Dataset rows:
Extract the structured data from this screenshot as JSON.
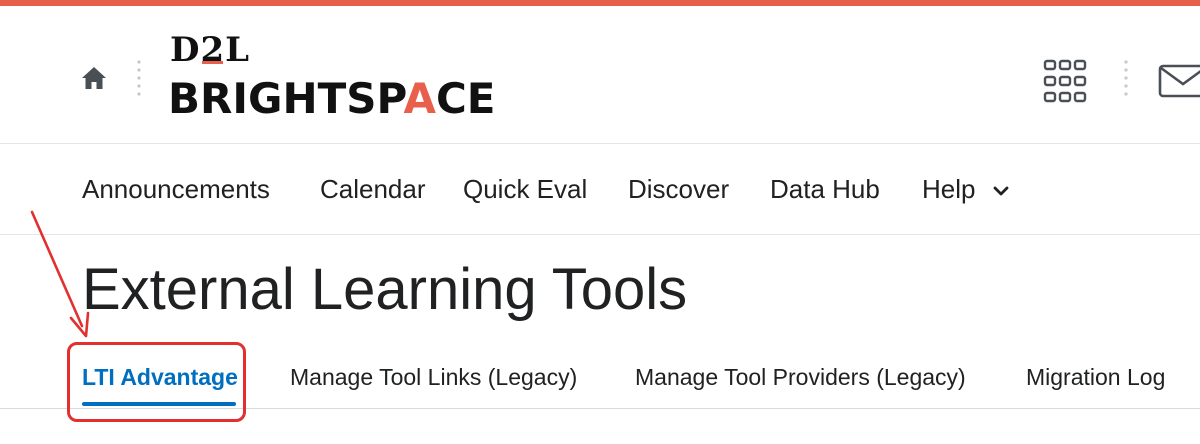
{
  "colors": {
    "accent_bar": "#e8604c",
    "active_tab": "#006fbf",
    "annotation": "#e22f2f",
    "text": "#202122"
  },
  "header": {
    "logo_top": "D2L",
    "logo_bottom": "BRIGHTSPACE",
    "home_icon": "home-icon",
    "apps_icon": "waffle-icon",
    "messages_icon": "mail-icon"
  },
  "nav": {
    "items": [
      {
        "label": "Announcements"
      },
      {
        "label": "Calendar"
      },
      {
        "label": "Quick Eval"
      },
      {
        "label": "Discover"
      },
      {
        "label": "Data Hub"
      },
      {
        "label": "Help",
        "has_dropdown": true
      }
    ]
  },
  "page": {
    "title": "External Learning Tools"
  },
  "tabs": [
    {
      "label": "LTI Advantage",
      "active": true
    },
    {
      "label": "Manage Tool Links (Legacy)",
      "active": false
    },
    {
      "label": "Manage Tool Providers (Legacy)",
      "active": false
    },
    {
      "label": "Migration Log",
      "active": false
    }
  ]
}
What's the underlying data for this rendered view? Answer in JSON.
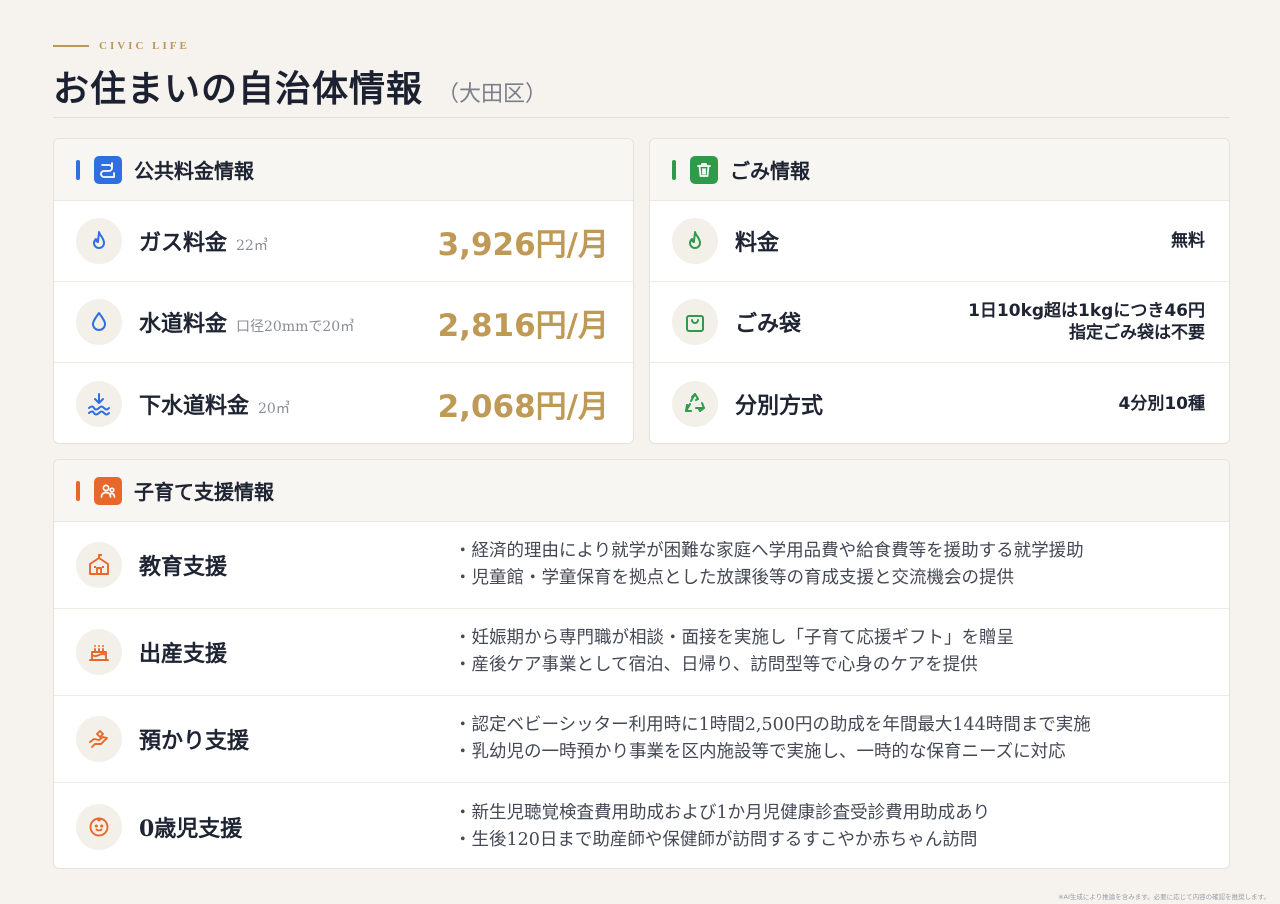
{
  "header": {
    "eyebrow": "CIVIC LIFE",
    "title": "お住まいの自治体情報",
    "subtitle": "（大田区）"
  },
  "utilities": {
    "title": "公共料金情報",
    "accent": "#2f6fe0",
    "items": [
      {
        "label": "ガス料金",
        "note": "22㎥",
        "price": "3,926円/月",
        "icon": "flame-icon"
      },
      {
        "label": "水道料金",
        "note": "口径20mmで20㎥",
        "price": "2,816円/月",
        "icon": "water-drop-icon"
      },
      {
        "label": "下水道料金",
        "note": "20㎥",
        "price": "2,068円/月",
        "icon": "sewer-icon"
      }
    ]
  },
  "garbage": {
    "title": "ごみ情報",
    "accent": "#2e9a4a",
    "items": [
      {
        "label": "料金",
        "value": "無料",
        "icon": "flame-icon"
      },
      {
        "label": "ごみ袋",
        "value_line1": "1日10kg超は1kgにつき46円",
        "value_line2": "指定ごみ袋は不要",
        "icon": "bag-icon"
      },
      {
        "label": "分別方式",
        "value": "4分別10種",
        "icon": "recycle-icon"
      }
    ]
  },
  "childcare": {
    "title": "子育て支援情報",
    "accent": "#e8672a",
    "items": [
      {
        "label": "教育支援",
        "icon": "school-icon",
        "line1": "・経済的理由により就学が困難な家庭へ学用品費や給食費等を援助する就学援助",
        "line2": "・児童館・学童保育を拠点とした放課後等の育成支援と交流機会の提供"
      },
      {
        "label": "出産支援",
        "icon": "cake-icon",
        "line1": "・妊娠期から専門職が相談・面接を実施し「子育て応援ギフト」を贈呈",
        "line2": "・産後ケア事業として宿泊、日帰り、訪問型等で心身のケアを提供"
      },
      {
        "label": "預かり支援",
        "icon": "hand-care-icon",
        "line1": "・認定ベビーシッター利用時に1時間2,500円の助成を年間最大144時間まで実施",
        "line2": "・乳幼児の一時預かり事業を区内施設等で実施し、一時的な保育ニーズに対応"
      },
      {
        "label": "0歳児支援",
        "icon": "baby-icon",
        "line1": "・新生児聴覚検査費用助成および1か月児健康診査受診費用助成あり",
        "line2": "・生後120日まで助産師や保健師が訪問するすこやか赤ちゃん訪問"
      }
    ]
  },
  "footnote": "※AI生成により推論を含みます。必要に応じて内容の確認を推奨します。"
}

_WHAT IS BEING ASKED:_ Whichever lines contain the string "JSON", select and copy them.

_EXERCISE OUTPUT:_
Extract the structured data from this screenshot as JSON.
What's the underlying data for this rendered view? Answer in JSON.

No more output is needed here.